[Items from a figure collection]
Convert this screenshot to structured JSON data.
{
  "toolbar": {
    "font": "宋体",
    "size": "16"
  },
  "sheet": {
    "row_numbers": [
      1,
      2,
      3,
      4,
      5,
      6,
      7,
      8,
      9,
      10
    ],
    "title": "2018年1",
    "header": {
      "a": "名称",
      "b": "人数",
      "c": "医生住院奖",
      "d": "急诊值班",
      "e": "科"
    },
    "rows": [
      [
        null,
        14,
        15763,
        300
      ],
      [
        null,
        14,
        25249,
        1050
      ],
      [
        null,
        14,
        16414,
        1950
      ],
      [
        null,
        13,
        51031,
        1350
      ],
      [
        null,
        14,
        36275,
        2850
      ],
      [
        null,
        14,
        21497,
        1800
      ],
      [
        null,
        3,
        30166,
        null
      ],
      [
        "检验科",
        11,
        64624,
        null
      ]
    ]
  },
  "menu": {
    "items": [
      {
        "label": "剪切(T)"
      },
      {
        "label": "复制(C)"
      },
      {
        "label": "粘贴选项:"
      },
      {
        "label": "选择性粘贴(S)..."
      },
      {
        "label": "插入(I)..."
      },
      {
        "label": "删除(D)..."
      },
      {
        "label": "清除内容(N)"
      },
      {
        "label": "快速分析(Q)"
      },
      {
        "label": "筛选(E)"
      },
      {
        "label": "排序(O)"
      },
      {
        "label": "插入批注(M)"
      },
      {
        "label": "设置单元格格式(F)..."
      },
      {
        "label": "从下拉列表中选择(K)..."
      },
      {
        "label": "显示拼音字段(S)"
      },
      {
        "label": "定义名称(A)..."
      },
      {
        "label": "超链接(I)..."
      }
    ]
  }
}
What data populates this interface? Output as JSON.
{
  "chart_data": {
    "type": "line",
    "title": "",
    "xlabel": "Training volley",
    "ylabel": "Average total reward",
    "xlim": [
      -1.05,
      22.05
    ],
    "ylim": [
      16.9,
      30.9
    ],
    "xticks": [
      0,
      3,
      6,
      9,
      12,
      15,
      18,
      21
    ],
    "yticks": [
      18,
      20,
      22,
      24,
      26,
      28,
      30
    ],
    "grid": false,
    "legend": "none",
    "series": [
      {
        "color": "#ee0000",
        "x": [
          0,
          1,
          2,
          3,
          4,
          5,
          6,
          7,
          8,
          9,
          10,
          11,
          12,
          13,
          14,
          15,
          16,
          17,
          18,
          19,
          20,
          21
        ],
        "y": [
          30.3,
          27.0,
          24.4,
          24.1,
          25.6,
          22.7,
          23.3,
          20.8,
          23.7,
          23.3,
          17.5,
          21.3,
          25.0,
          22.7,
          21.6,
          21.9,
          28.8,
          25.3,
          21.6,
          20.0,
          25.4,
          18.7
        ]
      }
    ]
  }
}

---

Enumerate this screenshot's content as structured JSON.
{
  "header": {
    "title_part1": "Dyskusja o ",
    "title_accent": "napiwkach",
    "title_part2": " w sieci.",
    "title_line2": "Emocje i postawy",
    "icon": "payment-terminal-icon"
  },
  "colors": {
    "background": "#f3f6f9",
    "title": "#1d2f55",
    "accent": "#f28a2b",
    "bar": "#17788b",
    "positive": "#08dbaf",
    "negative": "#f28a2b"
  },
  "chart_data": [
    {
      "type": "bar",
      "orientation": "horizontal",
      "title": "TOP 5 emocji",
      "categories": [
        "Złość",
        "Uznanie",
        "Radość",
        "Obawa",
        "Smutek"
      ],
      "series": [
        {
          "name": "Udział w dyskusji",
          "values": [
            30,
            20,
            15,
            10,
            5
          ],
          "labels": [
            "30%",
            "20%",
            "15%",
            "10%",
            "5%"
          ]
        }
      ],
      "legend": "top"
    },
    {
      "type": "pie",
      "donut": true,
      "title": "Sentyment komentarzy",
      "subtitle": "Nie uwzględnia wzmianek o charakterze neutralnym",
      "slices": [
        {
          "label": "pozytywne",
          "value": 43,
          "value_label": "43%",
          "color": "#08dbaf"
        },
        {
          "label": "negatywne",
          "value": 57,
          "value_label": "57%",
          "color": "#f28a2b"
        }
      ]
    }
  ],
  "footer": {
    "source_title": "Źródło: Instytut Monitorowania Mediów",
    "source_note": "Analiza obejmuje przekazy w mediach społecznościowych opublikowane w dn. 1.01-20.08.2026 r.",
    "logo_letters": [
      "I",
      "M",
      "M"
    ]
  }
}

...

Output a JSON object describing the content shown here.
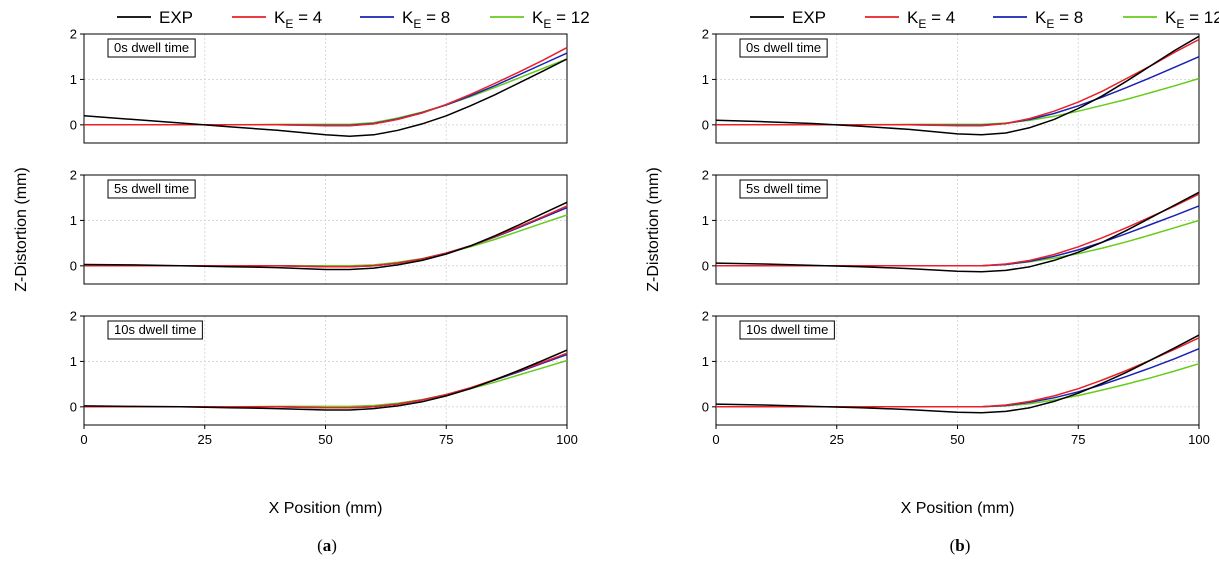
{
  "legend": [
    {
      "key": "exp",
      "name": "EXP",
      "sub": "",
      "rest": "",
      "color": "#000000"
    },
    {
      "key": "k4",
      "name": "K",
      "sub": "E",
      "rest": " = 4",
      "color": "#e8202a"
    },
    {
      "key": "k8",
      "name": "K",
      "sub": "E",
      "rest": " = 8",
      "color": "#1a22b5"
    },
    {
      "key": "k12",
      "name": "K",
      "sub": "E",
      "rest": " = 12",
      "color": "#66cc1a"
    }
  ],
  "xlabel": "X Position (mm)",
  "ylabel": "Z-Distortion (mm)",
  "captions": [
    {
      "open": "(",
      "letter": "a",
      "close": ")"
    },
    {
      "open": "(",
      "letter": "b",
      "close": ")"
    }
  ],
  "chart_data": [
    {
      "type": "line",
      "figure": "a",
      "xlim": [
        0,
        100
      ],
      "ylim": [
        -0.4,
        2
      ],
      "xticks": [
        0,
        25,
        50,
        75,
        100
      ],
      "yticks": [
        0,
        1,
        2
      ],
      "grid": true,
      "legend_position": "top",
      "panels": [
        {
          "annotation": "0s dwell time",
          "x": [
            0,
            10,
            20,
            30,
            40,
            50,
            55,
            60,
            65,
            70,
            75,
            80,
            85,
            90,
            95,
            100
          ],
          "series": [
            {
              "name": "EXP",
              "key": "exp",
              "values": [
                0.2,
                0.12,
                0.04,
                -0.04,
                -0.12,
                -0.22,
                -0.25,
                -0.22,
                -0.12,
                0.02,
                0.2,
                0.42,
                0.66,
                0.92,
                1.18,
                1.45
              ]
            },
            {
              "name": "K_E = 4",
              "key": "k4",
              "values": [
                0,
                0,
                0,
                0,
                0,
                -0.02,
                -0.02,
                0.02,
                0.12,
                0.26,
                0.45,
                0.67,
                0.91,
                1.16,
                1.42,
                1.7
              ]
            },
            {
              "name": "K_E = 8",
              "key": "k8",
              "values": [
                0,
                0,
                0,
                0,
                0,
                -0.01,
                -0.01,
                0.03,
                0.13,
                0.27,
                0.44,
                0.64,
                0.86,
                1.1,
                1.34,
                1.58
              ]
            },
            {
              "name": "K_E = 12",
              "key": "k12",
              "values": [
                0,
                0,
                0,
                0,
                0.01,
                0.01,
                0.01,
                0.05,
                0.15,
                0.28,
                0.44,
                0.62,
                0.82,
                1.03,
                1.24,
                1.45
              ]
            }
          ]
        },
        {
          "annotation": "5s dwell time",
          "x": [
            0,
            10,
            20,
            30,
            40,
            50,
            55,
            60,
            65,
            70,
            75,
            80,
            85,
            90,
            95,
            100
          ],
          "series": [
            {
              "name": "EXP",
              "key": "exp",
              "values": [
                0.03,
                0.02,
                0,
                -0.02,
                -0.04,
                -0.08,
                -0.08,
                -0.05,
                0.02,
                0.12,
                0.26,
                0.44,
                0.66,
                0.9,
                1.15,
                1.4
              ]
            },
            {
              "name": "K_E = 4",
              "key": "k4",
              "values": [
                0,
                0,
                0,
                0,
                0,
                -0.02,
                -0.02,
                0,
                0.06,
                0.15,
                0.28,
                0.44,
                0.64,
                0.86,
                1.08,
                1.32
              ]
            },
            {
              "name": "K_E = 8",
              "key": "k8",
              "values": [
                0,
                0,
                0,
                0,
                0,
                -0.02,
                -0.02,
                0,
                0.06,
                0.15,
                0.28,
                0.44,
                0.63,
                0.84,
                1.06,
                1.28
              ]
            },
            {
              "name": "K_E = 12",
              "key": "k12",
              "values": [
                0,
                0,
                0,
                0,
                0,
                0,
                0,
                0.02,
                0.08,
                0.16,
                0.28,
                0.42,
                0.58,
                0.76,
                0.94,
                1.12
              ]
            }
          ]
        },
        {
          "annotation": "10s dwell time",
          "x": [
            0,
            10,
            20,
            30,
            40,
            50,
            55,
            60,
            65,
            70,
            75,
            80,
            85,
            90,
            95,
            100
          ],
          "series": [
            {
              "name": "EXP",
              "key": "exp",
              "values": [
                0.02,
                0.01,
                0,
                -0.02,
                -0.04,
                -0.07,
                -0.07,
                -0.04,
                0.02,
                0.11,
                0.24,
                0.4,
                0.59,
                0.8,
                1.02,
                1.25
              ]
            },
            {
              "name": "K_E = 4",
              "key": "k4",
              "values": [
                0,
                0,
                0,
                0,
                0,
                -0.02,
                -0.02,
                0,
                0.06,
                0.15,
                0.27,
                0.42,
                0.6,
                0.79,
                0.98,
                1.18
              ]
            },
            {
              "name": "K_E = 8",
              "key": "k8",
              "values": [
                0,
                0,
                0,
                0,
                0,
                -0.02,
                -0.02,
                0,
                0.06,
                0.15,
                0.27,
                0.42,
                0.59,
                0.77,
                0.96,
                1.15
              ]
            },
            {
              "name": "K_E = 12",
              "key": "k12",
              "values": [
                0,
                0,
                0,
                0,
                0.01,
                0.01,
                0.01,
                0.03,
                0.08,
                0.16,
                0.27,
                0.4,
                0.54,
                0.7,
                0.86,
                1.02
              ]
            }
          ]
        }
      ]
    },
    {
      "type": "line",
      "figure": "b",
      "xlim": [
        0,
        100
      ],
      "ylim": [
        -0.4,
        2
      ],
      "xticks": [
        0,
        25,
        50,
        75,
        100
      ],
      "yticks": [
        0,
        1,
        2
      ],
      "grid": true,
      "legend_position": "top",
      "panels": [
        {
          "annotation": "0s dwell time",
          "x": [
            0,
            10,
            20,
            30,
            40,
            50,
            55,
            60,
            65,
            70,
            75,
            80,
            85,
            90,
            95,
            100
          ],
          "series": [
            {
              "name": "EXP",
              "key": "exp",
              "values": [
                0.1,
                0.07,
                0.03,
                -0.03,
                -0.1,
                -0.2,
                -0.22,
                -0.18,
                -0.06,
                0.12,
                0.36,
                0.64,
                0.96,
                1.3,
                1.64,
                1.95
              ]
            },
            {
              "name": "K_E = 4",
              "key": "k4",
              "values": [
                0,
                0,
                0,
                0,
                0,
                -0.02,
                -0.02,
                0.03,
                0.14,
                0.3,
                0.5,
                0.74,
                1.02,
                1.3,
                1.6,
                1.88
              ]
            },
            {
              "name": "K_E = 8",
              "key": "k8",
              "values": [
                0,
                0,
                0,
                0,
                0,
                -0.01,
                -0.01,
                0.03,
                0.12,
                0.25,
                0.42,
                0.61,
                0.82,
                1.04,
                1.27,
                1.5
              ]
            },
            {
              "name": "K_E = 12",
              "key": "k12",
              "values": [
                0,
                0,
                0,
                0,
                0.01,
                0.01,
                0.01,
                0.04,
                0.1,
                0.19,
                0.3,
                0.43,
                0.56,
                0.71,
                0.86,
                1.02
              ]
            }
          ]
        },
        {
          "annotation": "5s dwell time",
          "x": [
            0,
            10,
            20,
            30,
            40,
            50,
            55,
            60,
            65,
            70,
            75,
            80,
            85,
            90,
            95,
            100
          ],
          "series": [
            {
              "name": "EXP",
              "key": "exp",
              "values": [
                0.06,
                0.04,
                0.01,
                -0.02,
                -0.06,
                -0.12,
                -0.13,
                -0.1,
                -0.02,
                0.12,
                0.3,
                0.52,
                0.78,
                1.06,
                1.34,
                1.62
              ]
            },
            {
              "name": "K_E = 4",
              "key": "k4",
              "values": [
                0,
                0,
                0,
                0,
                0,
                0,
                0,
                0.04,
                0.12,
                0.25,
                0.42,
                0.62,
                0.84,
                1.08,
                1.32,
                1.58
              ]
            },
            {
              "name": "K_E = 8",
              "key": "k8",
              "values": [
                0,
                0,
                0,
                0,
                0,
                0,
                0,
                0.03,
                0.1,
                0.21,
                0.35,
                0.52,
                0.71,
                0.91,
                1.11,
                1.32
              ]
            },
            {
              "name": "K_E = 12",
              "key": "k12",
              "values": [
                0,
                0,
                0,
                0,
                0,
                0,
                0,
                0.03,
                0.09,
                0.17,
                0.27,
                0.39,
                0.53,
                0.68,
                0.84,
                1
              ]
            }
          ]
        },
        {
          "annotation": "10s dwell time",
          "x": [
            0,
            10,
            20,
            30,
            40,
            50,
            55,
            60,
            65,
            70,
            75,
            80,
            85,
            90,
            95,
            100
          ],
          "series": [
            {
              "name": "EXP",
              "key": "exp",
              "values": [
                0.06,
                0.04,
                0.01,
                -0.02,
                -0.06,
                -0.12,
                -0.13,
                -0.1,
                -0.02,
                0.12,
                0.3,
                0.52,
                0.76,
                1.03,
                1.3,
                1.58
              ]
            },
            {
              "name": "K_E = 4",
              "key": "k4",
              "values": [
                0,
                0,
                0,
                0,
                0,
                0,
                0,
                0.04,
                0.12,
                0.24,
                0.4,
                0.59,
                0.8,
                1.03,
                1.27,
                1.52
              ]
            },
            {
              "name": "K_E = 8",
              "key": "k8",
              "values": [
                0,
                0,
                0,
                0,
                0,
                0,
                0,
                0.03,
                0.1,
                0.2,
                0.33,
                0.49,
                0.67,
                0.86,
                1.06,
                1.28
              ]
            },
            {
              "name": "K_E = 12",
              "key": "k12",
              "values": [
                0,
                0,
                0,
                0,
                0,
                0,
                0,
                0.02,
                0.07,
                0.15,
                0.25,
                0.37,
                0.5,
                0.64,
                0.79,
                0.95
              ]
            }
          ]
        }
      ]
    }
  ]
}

Task objective: From the listing above, collect each line in which the string "this" appears.

Full answer:
Convert this screenshot to structured JSON data.
What data populates this interface? Output as JSON.
Enumerate this screenshot's content as structured JSON.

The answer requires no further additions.